Leave out the images and repeat the listing below without a single change.

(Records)
***
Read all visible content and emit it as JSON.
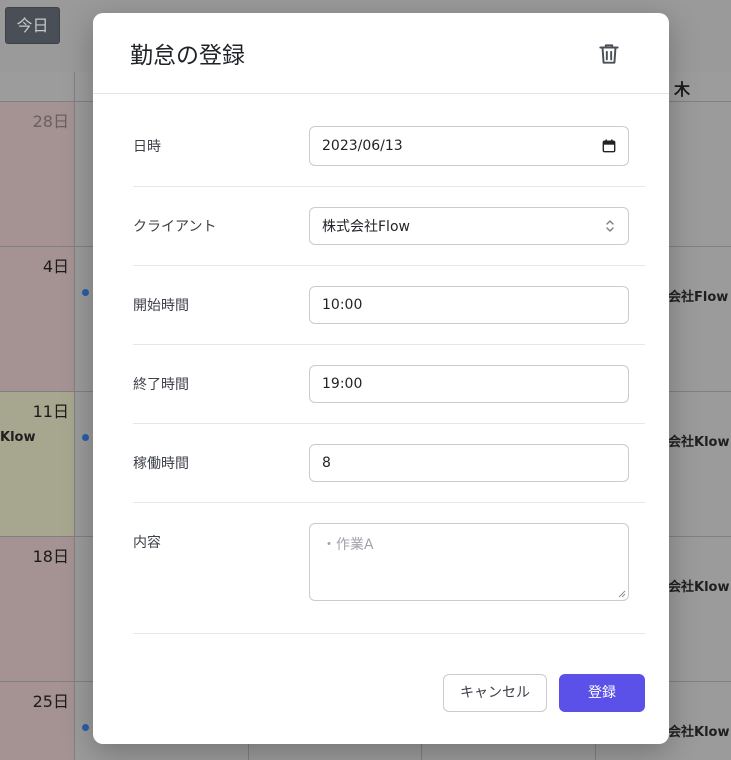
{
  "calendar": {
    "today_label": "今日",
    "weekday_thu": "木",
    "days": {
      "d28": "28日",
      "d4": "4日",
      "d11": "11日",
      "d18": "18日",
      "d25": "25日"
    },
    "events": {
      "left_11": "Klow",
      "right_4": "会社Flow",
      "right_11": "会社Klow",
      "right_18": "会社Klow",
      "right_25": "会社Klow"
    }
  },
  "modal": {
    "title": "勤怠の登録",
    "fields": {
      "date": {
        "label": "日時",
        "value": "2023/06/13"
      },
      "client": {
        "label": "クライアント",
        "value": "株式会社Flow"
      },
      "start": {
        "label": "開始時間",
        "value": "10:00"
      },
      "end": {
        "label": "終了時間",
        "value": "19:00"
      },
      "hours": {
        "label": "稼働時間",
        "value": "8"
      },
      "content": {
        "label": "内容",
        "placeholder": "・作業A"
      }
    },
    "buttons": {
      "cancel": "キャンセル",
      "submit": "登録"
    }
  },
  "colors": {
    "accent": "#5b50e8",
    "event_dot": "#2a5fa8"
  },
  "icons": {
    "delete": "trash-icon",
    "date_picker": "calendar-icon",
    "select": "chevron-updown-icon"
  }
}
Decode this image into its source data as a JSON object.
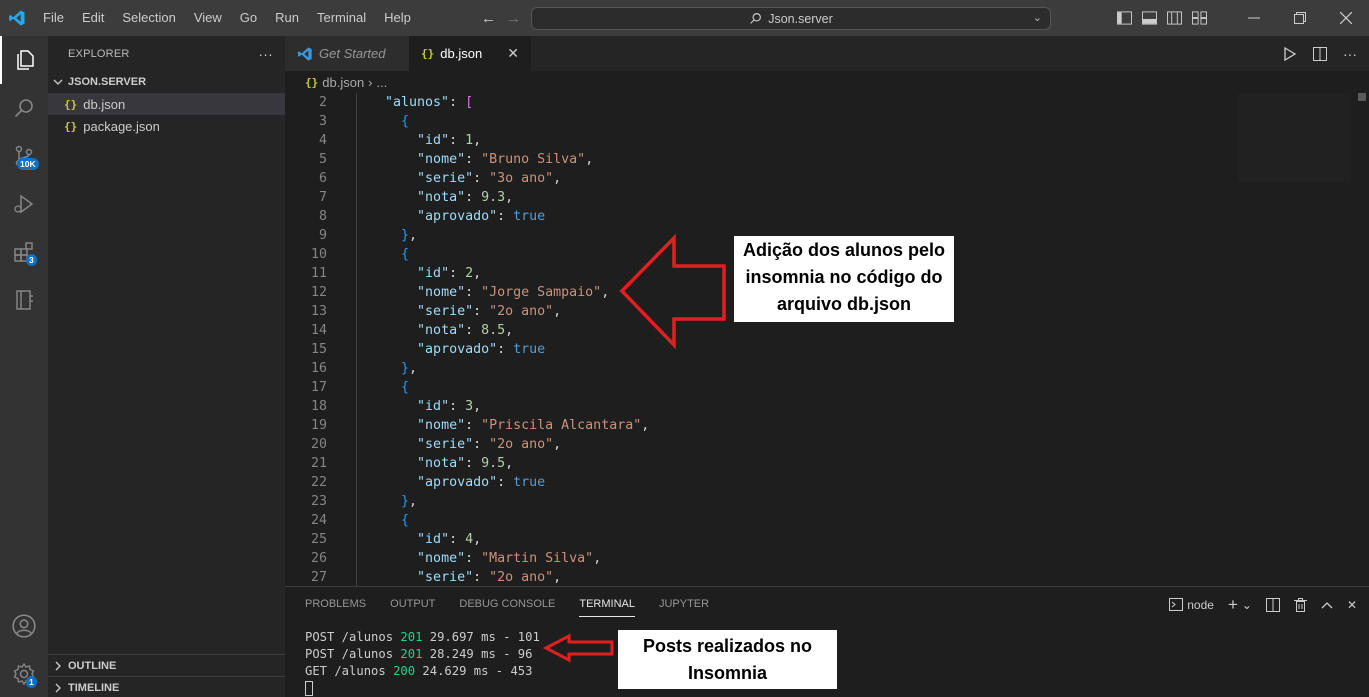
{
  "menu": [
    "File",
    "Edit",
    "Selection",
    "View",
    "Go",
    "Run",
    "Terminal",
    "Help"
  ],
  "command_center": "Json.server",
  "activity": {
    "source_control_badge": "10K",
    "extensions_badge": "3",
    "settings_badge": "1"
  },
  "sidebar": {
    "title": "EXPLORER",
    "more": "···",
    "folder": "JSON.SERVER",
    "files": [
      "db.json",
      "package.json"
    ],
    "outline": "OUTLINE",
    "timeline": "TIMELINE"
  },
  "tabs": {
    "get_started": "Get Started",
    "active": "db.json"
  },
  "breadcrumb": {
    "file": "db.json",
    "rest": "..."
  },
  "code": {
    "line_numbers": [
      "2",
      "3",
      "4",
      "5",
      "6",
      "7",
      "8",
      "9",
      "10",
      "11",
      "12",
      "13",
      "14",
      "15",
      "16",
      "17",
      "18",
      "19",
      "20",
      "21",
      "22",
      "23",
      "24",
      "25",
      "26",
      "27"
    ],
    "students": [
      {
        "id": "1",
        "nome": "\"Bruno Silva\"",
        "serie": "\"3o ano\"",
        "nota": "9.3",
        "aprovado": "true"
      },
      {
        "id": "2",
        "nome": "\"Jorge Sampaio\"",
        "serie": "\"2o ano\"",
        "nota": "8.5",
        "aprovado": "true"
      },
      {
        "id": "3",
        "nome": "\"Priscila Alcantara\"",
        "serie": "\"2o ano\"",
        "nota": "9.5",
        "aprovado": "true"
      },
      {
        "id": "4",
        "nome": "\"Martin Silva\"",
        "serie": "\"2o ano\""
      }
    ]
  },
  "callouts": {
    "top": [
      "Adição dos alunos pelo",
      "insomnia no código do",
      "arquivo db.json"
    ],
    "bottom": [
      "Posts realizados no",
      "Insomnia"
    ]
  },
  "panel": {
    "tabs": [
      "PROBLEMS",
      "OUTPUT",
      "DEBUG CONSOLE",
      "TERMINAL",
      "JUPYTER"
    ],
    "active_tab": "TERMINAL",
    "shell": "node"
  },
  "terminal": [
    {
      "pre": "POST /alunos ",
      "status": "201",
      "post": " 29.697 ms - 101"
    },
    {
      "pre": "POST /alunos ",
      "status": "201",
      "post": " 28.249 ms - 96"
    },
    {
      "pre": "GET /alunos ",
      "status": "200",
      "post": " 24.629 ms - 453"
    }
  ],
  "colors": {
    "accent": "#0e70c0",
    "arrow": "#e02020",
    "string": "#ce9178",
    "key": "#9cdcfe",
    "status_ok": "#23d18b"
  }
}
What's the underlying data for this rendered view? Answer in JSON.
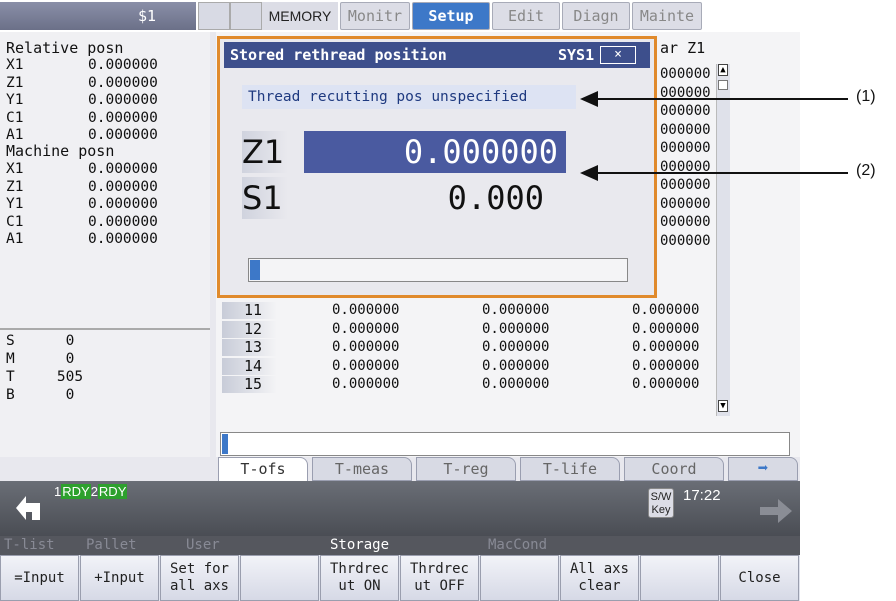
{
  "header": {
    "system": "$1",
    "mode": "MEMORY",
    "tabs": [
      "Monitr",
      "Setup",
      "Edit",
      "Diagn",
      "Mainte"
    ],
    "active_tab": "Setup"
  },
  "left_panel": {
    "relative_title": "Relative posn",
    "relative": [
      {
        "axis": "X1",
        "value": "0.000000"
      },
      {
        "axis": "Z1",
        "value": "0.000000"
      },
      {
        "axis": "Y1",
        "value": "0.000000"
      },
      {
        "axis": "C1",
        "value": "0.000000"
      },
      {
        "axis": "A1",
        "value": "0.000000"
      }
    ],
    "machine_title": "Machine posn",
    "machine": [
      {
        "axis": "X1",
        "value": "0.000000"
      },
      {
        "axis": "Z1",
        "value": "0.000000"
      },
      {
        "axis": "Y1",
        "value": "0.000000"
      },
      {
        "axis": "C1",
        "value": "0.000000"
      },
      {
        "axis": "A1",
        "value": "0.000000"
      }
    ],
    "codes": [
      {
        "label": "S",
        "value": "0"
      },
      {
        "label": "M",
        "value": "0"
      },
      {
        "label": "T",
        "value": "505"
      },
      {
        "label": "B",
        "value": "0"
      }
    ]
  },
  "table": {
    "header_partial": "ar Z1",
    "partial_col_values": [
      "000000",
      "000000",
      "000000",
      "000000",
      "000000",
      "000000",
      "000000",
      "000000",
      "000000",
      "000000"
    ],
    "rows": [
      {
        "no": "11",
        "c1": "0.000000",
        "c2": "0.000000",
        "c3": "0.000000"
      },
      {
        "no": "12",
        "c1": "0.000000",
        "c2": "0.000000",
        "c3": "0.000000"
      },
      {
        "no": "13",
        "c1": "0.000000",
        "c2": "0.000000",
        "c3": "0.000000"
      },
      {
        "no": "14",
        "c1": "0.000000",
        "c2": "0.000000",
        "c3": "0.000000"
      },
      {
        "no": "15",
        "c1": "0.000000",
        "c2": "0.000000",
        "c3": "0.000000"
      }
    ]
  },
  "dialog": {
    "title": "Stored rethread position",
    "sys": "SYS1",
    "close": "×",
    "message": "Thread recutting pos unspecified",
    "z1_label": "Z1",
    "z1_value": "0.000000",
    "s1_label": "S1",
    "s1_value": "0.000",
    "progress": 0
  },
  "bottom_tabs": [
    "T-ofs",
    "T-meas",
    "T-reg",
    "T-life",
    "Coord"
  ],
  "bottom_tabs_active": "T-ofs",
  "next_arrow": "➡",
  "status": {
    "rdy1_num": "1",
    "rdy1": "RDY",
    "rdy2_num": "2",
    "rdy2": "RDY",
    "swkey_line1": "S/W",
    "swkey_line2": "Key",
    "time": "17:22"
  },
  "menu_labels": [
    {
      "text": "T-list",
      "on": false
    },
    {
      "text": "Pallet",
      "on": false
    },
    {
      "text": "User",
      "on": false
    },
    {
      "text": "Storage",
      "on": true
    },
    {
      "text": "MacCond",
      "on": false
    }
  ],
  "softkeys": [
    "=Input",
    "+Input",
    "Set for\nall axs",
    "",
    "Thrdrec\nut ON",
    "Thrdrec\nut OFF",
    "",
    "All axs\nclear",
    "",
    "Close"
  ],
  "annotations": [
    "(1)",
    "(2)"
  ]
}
***
Full answer.
Read all visible content and emit it as JSON.
{
  "calendar": {
    "today_label": "今日",
    "weekday_thu": "木",
    "days": {
      "d28": "28日",
      "d4": "4日",
      "d11": "11日",
      "d18": "18日",
      "d25": "25日"
    },
    "events": {
      "left_11": "Klow",
      "right_4": "会社Flow",
      "right_11": "会社Klow",
      "right_18": "会社Klow",
      "right_25": "会社Klow"
    }
  },
  "modal": {
    "title": "勤怠の登録",
    "fields": {
      "date": {
        "label": "日時",
        "value": "2023/06/13"
      },
      "client": {
        "label": "クライアント",
        "value": "株式会社Flow"
      },
      "start": {
        "label": "開始時間",
        "value": "10:00"
      },
      "end": {
        "label": "終了時間",
        "value": "19:00"
      },
      "hours": {
        "label": "稼働時間",
        "value": "8"
      },
      "content": {
        "label": "内容",
        "placeholder": "・作業A"
      }
    },
    "buttons": {
      "cancel": "キャンセル",
      "submit": "登録"
    }
  },
  "colors": {
    "accent": "#5b50e8",
    "event_dot": "#2a5fa8"
  },
  "icons": {
    "delete": "trash-icon",
    "date_picker": "calendar-icon",
    "select": "chevron-updown-icon"
  }
}
Decode this image into its source data as a JSON object.
{
  "menu": [
    "File",
    "Edit",
    "Selection",
    "View",
    "Go",
    "Run",
    "Terminal",
    "Help"
  ],
  "command_center": "Json.server",
  "activity": {
    "source_control_badge": "10K",
    "extensions_badge": "3",
    "settings_badge": "1"
  },
  "sidebar": {
    "title": "EXPLORER",
    "more": "···",
    "folder": "JSON.SERVER",
    "files": [
      "db.json",
      "package.json"
    ],
    "outline": "OUTLINE",
    "timeline": "TIMELINE"
  },
  "tabs": {
    "get_started": "Get Started",
    "active": "db.json"
  },
  "breadcrumb": {
    "file": "db.json",
    "rest": "..."
  },
  "code": {
    "line_numbers": [
      "2",
      "3",
      "4",
      "5",
      "6",
      "7",
      "8",
      "9",
      "10",
      "11",
      "12",
      "13",
      "14",
      "15",
      "16",
      "17",
      "18",
      "19",
      "20",
      "21",
      "22",
      "23",
      "24",
      "25",
      "26",
      "27"
    ],
    "students": [
      {
        "id": "1",
        "nome": "\"Bruno Silva\"",
        "serie": "\"3o ano\"",
        "nota": "9.3",
        "aprovado": "true"
      },
      {
        "id": "2",
        "nome": "\"Jorge Sampaio\"",
        "serie": "\"2o ano\"",
        "nota": "8.5",
        "aprovado": "true"
      },
      {
        "id": "3",
        "nome": "\"Priscila Alcantara\"",
        "serie": "\"2o ano\"",
        "nota": "9.5",
        "aprovado": "true"
      },
      {
        "id": "4",
        "nome": "\"Martin Silva\"",
        "serie": "\"2o ano\""
      }
    ]
  },
  "callouts": {
    "top": [
      "Adição dos alunos pelo",
      "insomnia no código do",
      "arquivo db.json"
    ],
    "bottom": [
      "Posts realizados no",
      "Insomnia"
    ]
  },
  "panel": {
    "tabs": [
      "PROBLEMS",
      "OUTPUT",
      "DEBUG CONSOLE",
      "TERMINAL",
      "JUPYTER"
    ],
    "active_tab": "TERMINAL",
    "shell": "node"
  },
  "terminal": [
    {
      "pre": "POST /alunos ",
      "status": "201",
      "post": " 29.697 ms - 101"
    },
    {
      "pre": "POST /alunos ",
      "status": "201",
      "post": " 28.249 ms - 96"
    },
    {
      "pre": "GET /alunos ",
      "status": "200",
      "post": " 24.629 ms - 453"
    }
  ],
  "colors": {
    "accent": "#0e70c0",
    "arrow": "#e02020",
    "string": "#ce9178",
    "key": "#9cdcfe",
    "status_ok": "#23d18b"
  }
}
What's the underlying data for this rendered view? Answer in JSON.
{
  "header": {
    "system": "$1",
    "mode": "MEMORY",
    "tabs": [
      "Monitr",
      "Setup",
      "Edit",
      "Diagn",
      "Mainte"
    ],
    "active_tab": "Setup"
  },
  "left_panel": {
    "relative_title": "Relative posn",
    "relative": [
      {
        "axis": "X1",
        "value": "0.000000"
      },
      {
        "axis": "Z1",
        "value": "0.000000"
      },
      {
        "axis": "Y1",
        "value": "0.000000"
      },
      {
        "axis": "C1",
        "value": "0.000000"
      },
      {
        "axis": "A1",
        "value": "0.000000"
      }
    ],
    "machine_title": "Machine posn",
    "machine": [
      {
        "axis": "X1",
        "value": "0.000000"
      },
      {
        "axis": "Z1",
        "value": "0.000000"
      },
      {
        "axis": "Y1",
        "value": "0.000000"
      },
      {
        "axis": "C1",
        "value": "0.000000"
      },
      {
        "axis": "A1",
        "value": "0.000000"
      }
    ],
    "codes": [
      {
        "label": "S",
        "value": "0"
      },
      {
        "label": "M",
        "value": "0"
      },
      {
        "label": "T",
        "value": "505"
      },
      {
        "label": "B",
        "value": "0"
      }
    ]
  },
  "table": {
    "header_partial": "ar Z1",
    "partial_col_values": [
      "000000",
      "000000",
      "000000",
      "000000",
      "000000",
      "000000",
      "000000",
      "000000",
      "000000",
      "000000"
    ],
    "rows": [
      {
        "no": "11",
        "c1": "0.000000",
        "c2": "0.000000",
        "c3": "0.000000"
      },
      {
        "no": "12",
        "c1": "0.000000",
        "c2": "0.000000",
        "c3": "0.000000"
      },
      {
        "no": "13",
        "c1": "0.000000",
        "c2": "0.000000",
        "c3": "0.000000"
      },
      {
        "no": "14",
        "c1": "0.000000",
        "c2": "0.000000",
        "c3": "0.000000"
      },
      {
        "no": "15",
        "c1": "0.000000",
        "c2": "0.000000",
        "c3": "0.000000"
      }
    ]
  },
  "dialog": {
    "title": "Stored rethread position",
    "sys": "SYS1",
    "close": "×",
    "message": "Thread recutting pos unspecified",
    "z1_label": "Z1",
    "z1_value": "0.000000",
    "s1_label": "S1",
    "s1_value": "0.000",
    "progress": 0
  },
  "bottom_tabs": [
    "T-ofs",
    "T-meas",
    "T-reg",
    "T-life",
    "Coord"
  ],
  "bottom_tabs_active": "T-ofs",
  "next_arrow": "➡",
  "status": {
    "rdy1_num": "1",
    "rdy1": "RDY",
    "rdy2_num": "2",
    "rdy2": "RDY",
    "swkey_line1": "S/W",
    "swkey_line2": "Key",
    "time": "17:22"
  },
  "menu_labels": [
    {
      "text": "T-list",
      "on": false
    },
    {
      "text": "Pallet",
      "on": false
    },
    {
      "text": "User",
      "on": false
    },
    {
      "text": "Storage",
      "on": true
    },
    {
      "text": "MacCond",
      "on": false
    }
  ],
  "softkeys": [
    "=Input",
    "+Input",
    "Set for\nall axs",
    "",
    "Thrdrec\nut ON",
    "Thrdrec\nut OFF",
    "",
    "All axs\nclear",
    "",
    "Close"
  ],
  "annotations": [
    "(1)",
    "(2)"
  ]
}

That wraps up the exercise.